• _REQUEST_
Pictures stay out of your copy, but everything else in the records below must be repeated exactly.

---------- DATA LISTING

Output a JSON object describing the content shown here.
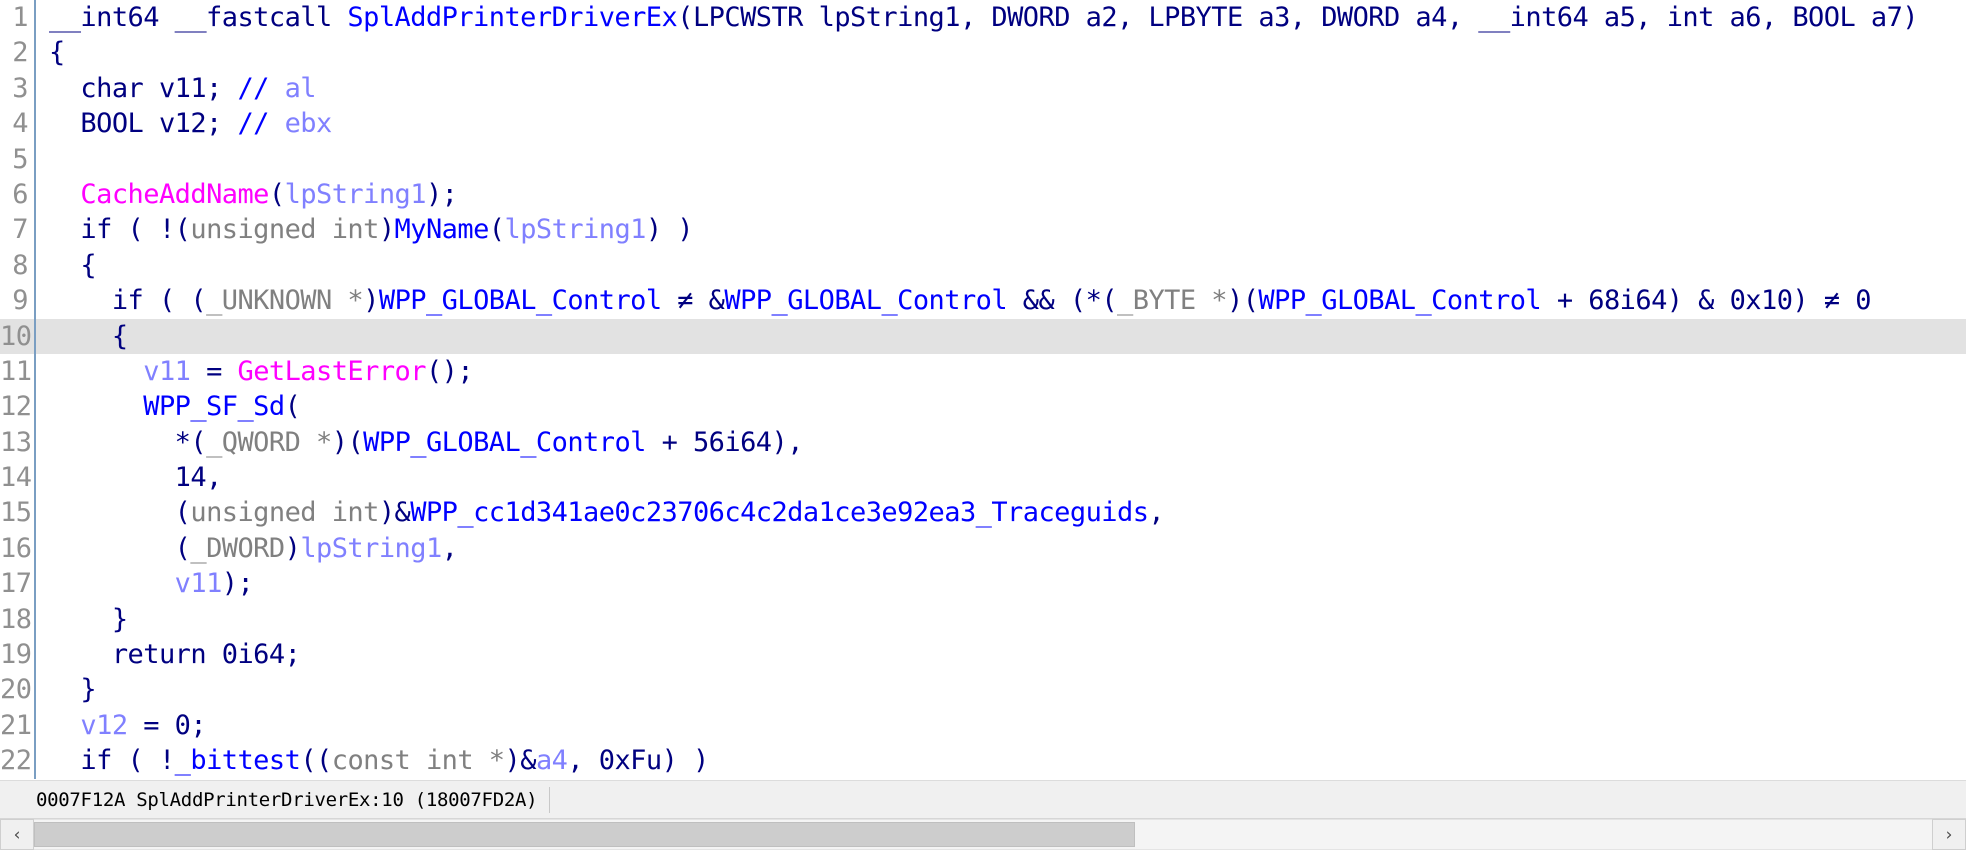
{
  "editor": {
    "kind": "hex-rays-pseudocode",
    "current_line": 10,
    "colors": {
      "background": "#ffffff",
      "line_number": "#909090",
      "gutter_rule": "#7a9ec2",
      "current_line_highlight": "#e2e2e2",
      "default_text": "#000080",
      "type_keyword": "#808080",
      "comment": "#8080ff",
      "comment_marker": "#0000ff",
      "function": "#0000ff",
      "library_function": "#ff00ff",
      "local_variable": "#8080ff",
      "global_symbol": "#0000ff",
      "status_bar_bg": "#f0f0f0"
    },
    "lines": [
      {
        "number": "1",
        "tokens": [
          {
            "t": "__int64 __fastcall ",
            "c": "t-default"
          },
          {
            "t": "SplAddPrinterDriverEx",
            "c": "t-func"
          },
          {
            "t": "(",
            "c": "t-punct"
          },
          {
            "t": "LPCWSTR ",
            "c": "t-default"
          },
          {
            "t": "lpString1",
            "c": "t-default"
          },
          {
            "t": ", DWORD a2, LPBYTE a3, DWORD a4, __int64 a5, int a6, BOOL a7)",
            "c": "t-default"
          }
        ]
      },
      {
        "number": "2",
        "tokens": [
          {
            "t": "{",
            "c": "t-punct"
          }
        ]
      },
      {
        "number": "3",
        "tokens": [
          {
            "t": "  char v11; ",
            "c": "t-default"
          },
          {
            "t": "//",
            "c": "t-commark"
          },
          {
            "t": " al",
            "c": "t-comment"
          }
        ]
      },
      {
        "number": "4",
        "tokens": [
          {
            "t": "  BOOL v12; ",
            "c": "t-default"
          },
          {
            "t": "//",
            "c": "t-commark"
          },
          {
            "t": " ebx",
            "c": "t-comment"
          }
        ]
      },
      {
        "number": "5",
        "tokens": [
          {
            "t": "",
            "c": "t-default"
          }
        ]
      },
      {
        "number": "6",
        "tokens": [
          {
            "t": "  ",
            "c": "t-default"
          },
          {
            "t": "CacheAddName",
            "c": "t-libfunc"
          },
          {
            "t": "(",
            "c": "t-punct"
          },
          {
            "t": "lpString1",
            "c": "t-var"
          },
          {
            "t": ");",
            "c": "t-punct"
          }
        ]
      },
      {
        "number": "7",
        "tokens": [
          {
            "t": "  if ( !(",
            "c": "t-default"
          },
          {
            "t": "unsigned int",
            "c": "t-type"
          },
          {
            "t": ")",
            "c": "t-punct"
          },
          {
            "t": "MyName",
            "c": "t-func"
          },
          {
            "t": "(",
            "c": "t-punct"
          },
          {
            "t": "lpString1",
            "c": "t-var"
          },
          {
            "t": ") )",
            "c": "t-punct"
          }
        ]
      },
      {
        "number": "8",
        "tokens": [
          {
            "t": "  {",
            "c": "t-punct"
          }
        ]
      },
      {
        "number": "9",
        "tokens": [
          {
            "t": "    if ( (",
            "c": "t-default"
          },
          {
            "t": "_UNKNOWN ",
            "c": "t-type"
          },
          {
            "t": "*",
            "c": "t-type"
          },
          {
            "t": ")",
            "c": "t-punct"
          },
          {
            "t": "WPP_GLOBAL_Control",
            "c": "t-global"
          },
          {
            "t": " ≠ &",
            "c": "t-default"
          },
          {
            "t": "WPP_GLOBAL_Control",
            "c": "t-global"
          },
          {
            "t": " && (*(",
            "c": "t-default"
          },
          {
            "t": "_BYTE ",
            "c": "t-type"
          },
          {
            "t": "*",
            "c": "t-type"
          },
          {
            "t": ")(",
            "c": "t-punct"
          },
          {
            "t": "WPP_GLOBAL_Control",
            "c": "t-global"
          },
          {
            "t": " + 68i64) & 0x10) ≠ 0",
            "c": "t-default"
          }
        ]
      },
      {
        "number": "10",
        "tokens": [
          {
            "t": "    {",
            "c": "t-punct"
          }
        ]
      },
      {
        "number": "11",
        "tokens": [
          {
            "t": "      ",
            "c": "t-default"
          },
          {
            "t": "v11",
            "c": "t-var"
          },
          {
            "t": " = ",
            "c": "t-default"
          },
          {
            "t": "GetLastError",
            "c": "t-libfunc"
          },
          {
            "t": "();",
            "c": "t-punct"
          }
        ]
      },
      {
        "number": "12",
        "tokens": [
          {
            "t": "      ",
            "c": "t-default"
          },
          {
            "t": "WPP_SF_Sd",
            "c": "t-func"
          },
          {
            "t": "(",
            "c": "t-punct"
          }
        ]
      },
      {
        "number": "13",
        "tokens": [
          {
            "t": "        *(",
            "c": "t-default"
          },
          {
            "t": "_QWORD ",
            "c": "t-type"
          },
          {
            "t": "*",
            "c": "t-type"
          },
          {
            "t": ")(",
            "c": "t-punct"
          },
          {
            "t": "WPP_GLOBAL_Control",
            "c": "t-global"
          },
          {
            "t": " + 56i64),",
            "c": "t-default"
          }
        ]
      },
      {
        "number": "14",
        "tokens": [
          {
            "t": "        14,",
            "c": "t-default"
          }
        ]
      },
      {
        "number": "15",
        "tokens": [
          {
            "t": "        (",
            "c": "t-punct"
          },
          {
            "t": "unsigned int",
            "c": "t-type"
          },
          {
            "t": ")&",
            "c": "t-punct"
          },
          {
            "t": "WPP_cc1d341ae0c23706c4c2da1ce3e92ea3_Traceguids",
            "c": "t-global"
          },
          {
            "t": ",",
            "c": "t-punct"
          }
        ]
      },
      {
        "number": "16",
        "tokens": [
          {
            "t": "        (",
            "c": "t-punct"
          },
          {
            "t": "_DWORD",
            "c": "t-type"
          },
          {
            "t": ")",
            "c": "t-punct"
          },
          {
            "t": "lpString1",
            "c": "t-var"
          },
          {
            "t": ",",
            "c": "t-punct"
          }
        ]
      },
      {
        "number": "17",
        "tokens": [
          {
            "t": "        ",
            "c": "t-default"
          },
          {
            "t": "v11",
            "c": "t-var"
          },
          {
            "t": ");",
            "c": "t-punct"
          }
        ]
      },
      {
        "number": "18",
        "tokens": [
          {
            "t": "    }",
            "c": "t-punct"
          }
        ]
      },
      {
        "number": "19",
        "tokens": [
          {
            "t": "    return 0i64;",
            "c": "t-default"
          }
        ]
      },
      {
        "number": "20",
        "tokens": [
          {
            "t": "  }",
            "c": "t-punct"
          }
        ]
      },
      {
        "number": "21",
        "tokens": [
          {
            "t": "  ",
            "c": "t-default"
          },
          {
            "t": "v12",
            "c": "t-var"
          },
          {
            "t": " = 0;",
            "c": "t-default"
          }
        ]
      },
      {
        "number": "22",
        "tokens": [
          {
            "t": "  if ( !",
            "c": "t-default"
          },
          {
            "t": "_bittest",
            "c": "t-func"
          },
          {
            "t": "((",
            "c": "t-punct"
          },
          {
            "t": "const int ",
            "c": "t-type"
          },
          {
            "t": "*",
            "c": "t-type"
          },
          {
            "t": ")&",
            "c": "t-punct"
          },
          {
            "t": "a4",
            "c": "t-var"
          },
          {
            "t": ", 0xFu) )",
            "c": "t-default"
          }
        ]
      }
    ]
  },
  "status_bar": {
    "address": "0007F12A",
    "location": "SplAddPrinterDriverEx:10",
    "virtual_address": "(18007FD2A)",
    "full_text": "0007F12A SplAddPrinterDriverEx:10 (18007FD2A)"
  },
  "scrollbar": {
    "left_arrow": "‹",
    "right_arrow": "›",
    "thumb_position_percent": 0,
    "thumb_width_percent": 58
  }
}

--------------------

• _WRITTEN ANSWER_
Output a JSON object describing the content shown here.
{
  "editor": {
    "kind": "hex-rays-pseudocode",
    "current_line": 10,
    "colors": {
      "background": "#ffffff",
      "line_number": "#909090",
      "gutter_rule": "#7a9ec2",
      "current_line_highlight": "#e2e2e2",
      "default_text": "#000080",
      "type_keyword": "#808080",
      "comment": "#8080ff",
      "comment_marker": "#0000ff",
      "function": "#0000ff",
      "library_function": "#ff00ff",
      "local_variable": "#8080ff",
      "global_symbol": "#0000ff",
      "status_bar_bg": "#f0f0f0"
    },
    "lines": [
      {
        "number": "1",
        "tokens": [
          {
            "t": "__int64 __fastcall ",
            "c": "t-default"
          },
          {
            "t": "SplAddPrinterDriverEx",
            "c": "t-func"
          },
          {
            "t": "(",
            "c": "t-punct"
          },
          {
            "t": "LPCWSTR ",
            "c": "t-default"
          },
          {
            "t": "lpString1",
            "c": "t-default"
          },
          {
            "t": ", DWORD a2, LPBYTE a3, DWORD a4, __int64 a5, int a6, BOOL a7)",
            "c": "t-default"
          }
        ]
      },
      {
        "number": "2",
        "tokens": [
          {
            "t": "{",
            "c": "t-punct"
          }
        ]
      },
      {
        "number": "3",
        "tokens": [
          {
            "t": "  char v11; ",
            "c": "t-default"
          },
          {
            "t": "//",
            "c": "t-commark"
          },
          {
            "t": " al",
            "c": "t-comment"
          }
        ]
      },
      {
        "number": "4",
        "tokens": [
          {
            "t": "  BOOL v12; ",
            "c": "t-default"
          },
          {
            "t": "//",
            "c": "t-commark"
          },
          {
            "t": " ebx",
            "c": "t-comment"
          }
        ]
      },
      {
        "number": "5",
        "tokens": [
          {
            "t": "",
            "c": "t-default"
          }
        ]
      },
      {
        "number": "6",
        "tokens": [
          {
            "t": "  ",
            "c": "t-default"
          },
          {
            "t": "CacheAddName",
            "c": "t-libfunc"
          },
          {
            "t": "(",
            "c": "t-punct"
          },
          {
            "t": "lpString1",
            "c": "t-var"
          },
          {
            "t": ");",
            "c": "t-punct"
          }
        ]
      },
      {
        "number": "7",
        "tokens": [
          {
            "t": "  if ( !(",
            "c": "t-default"
          },
          {
            "t": "unsigned int",
            "c": "t-type"
          },
          {
            "t": ")",
            "c": "t-punct"
          },
          {
            "t": "MyName",
            "c": "t-func"
          },
          {
            "t": "(",
            "c": "t-punct"
          },
          {
            "t": "lpString1",
            "c": "t-var"
          },
          {
            "t": ") )",
            "c": "t-punct"
          }
        ]
      },
      {
        "number": "8",
        "tokens": [
          {
            "t": "  {",
            "c": "t-punct"
          }
        ]
      },
      {
        "number": "9",
        "tokens": [
          {
            "t": "    if ( (",
            "c": "t-default"
          },
          {
            "t": "_UNKNOWN ",
            "c": "t-type"
          },
          {
            "t": "*",
            "c": "t-type"
          },
          {
            "t": ")",
            "c": "t-punct"
          },
          {
            "t": "WPP_GLOBAL_Control",
            "c": "t-global"
          },
          {
            "t": " ≠ &",
            "c": "t-default"
          },
          {
            "t": "WPP_GLOBAL_Control",
            "c": "t-global"
          },
          {
            "t": " && (*(",
            "c": "t-default"
          },
          {
            "t": "_BYTE ",
            "c": "t-type"
          },
          {
            "t": "*",
            "c": "t-type"
          },
          {
            "t": ")(",
            "c": "t-punct"
          },
          {
            "t": "WPP_GLOBAL_Control",
            "c": "t-global"
          },
          {
            "t": " + 68i64) & 0x10) ≠ 0",
            "c": "t-default"
          }
        ]
      },
      {
        "number": "10",
        "tokens": [
          {
            "t": "    {",
            "c": "t-punct"
          }
        ]
      },
      {
        "number": "11",
        "tokens": [
          {
            "t": "      ",
            "c": "t-default"
          },
          {
            "t": "v11",
            "c": "t-var"
          },
          {
            "t": " = ",
            "c": "t-default"
          },
          {
            "t": "GetLastError",
            "c": "t-libfunc"
          },
          {
            "t": "();",
            "c": "t-punct"
          }
        ]
      },
      {
        "number": "12",
        "tokens": [
          {
            "t": "      ",
            "c": "t-default"
          },
          {
            "t": "WPP_SF_Sd",
            "c": "t-func"
          },
          {
            "t": "(",
            "c": "t-punct"
          }
        ]
      },
      {
        "number": "13",
        "tokens": [
          {
            "t": "        *(",
            "c": "t-default"
          },
          {
            "t": "_QWORD ",
            "c": "t-type"
          },
          {
            "t": "*",
            "c": "t-type"
          },
          {
            "t": ")(",
            "c": "t-punct"
          },
          {
            "t": "WPP_GLOBAL_Control",
            "c": "t-global"
          },
          {
            "t": " + 56i64),",
            "c": "t-default"
          }
        ]
      },
      {
        "number": "14",
        "tokens": [
          {
            "t": "        14,",
            "c": "t-default"
          }
        ]
      },
      {
        "number": "15",
        "tokens": [
          {
            "t": "        (",
            "c": "t-punct"
          },
          {
            "t": "unsigned int",
            "c": "t-type"
          },
          {
            "t": ")&",
            "c": "t-punct"
          },
          {
            "t": "WPP_cc1d341ae0c23706c4c2da1ce3e92ea3_Traceguids",
            "c": "t-global"
          },
          {
            "t": ",",
            "c": "t-punct"
          }
        ]
      },
      {
        "number": "16",
        "tokens": [
          {
            "t": "        (",
            "c": "t-punct"
          },
          {
            "t": "_DWORD",
            "c": "t-type"
          },
          {
            "t": ")",
            "c": "t-punct"
          },
          {
            "t": "lpString1",
            "c": "t-var"
          },
          {
            "t": ",",
            "c": "t-punct"
          }
        ]
      },
      {
        "number": "17",
        "tokens": [
          {
            "t": "        ",
            "c": "t-default"
          },
          {
            "t": "v11",
            "c": "t-var"
          },
          {
            "t": ");",
            "c": "t-punct"
          }
        ]
      },
      {
        "number": "18",
        "tokens": [
          {
            "t": "    }",
            "c": "t-punct"
          }
        ]
      },
      {
        "number": "19",
        "tokens": [
          {
            "t": "    return 0i64;",
            "c": "t-default"
          }
        ]
      },
      {
        "number": "20",
        "tokens": [
          {
            "t": "  }",
            "c": "t-punct"
          }
        ]
      },
      {
        "number": "21",
        "tokens": [
          {
            "t": "  ",
            "c": "t-default"
          },
          {
            "t": "v12",
            "c": "t-var"
          },
          {
            "t": " = 0;",
            "c": "t-default"
          }
        ]
      },
      {
        "number": "22",
        "tokens": [
          {
            "t": "  if ( !",
            "c": "t-default"
          },
          {
            "t": "_bittest",
            "c": "t-func"
          },
          {
            "t": "((",
            "c": "t-punct"
          },
          {
            "t": "const int ",
            "c": "t-type"
          },
          {
            "t": "*",
            "c": "t-type"
          },
          {
            "t": ")&",
            "c": "t-punct"
          },
          {
            "t": "a4",
            "c": "t-var"
          },
          {
            "t": ", 0xFu) )",
            "c": "t-default"
          }
        ]
      }
    ]
  },
  "status_bar": {
    "address": "0007F12A",
    "location": "SplAddPrinterDriverEx:10",
    "virtual_address": "(18007FD2A)",
    "full_text": "0007F12A SplAddPrinterDriverEx:10 (18007FD2A)"
  },
  "scrollbar": {
    "left_arrow": "‹",
    "right_arrow": "›",
    "thumb_position_percent": 0,
    "thumb_width_percent": 58
  }
}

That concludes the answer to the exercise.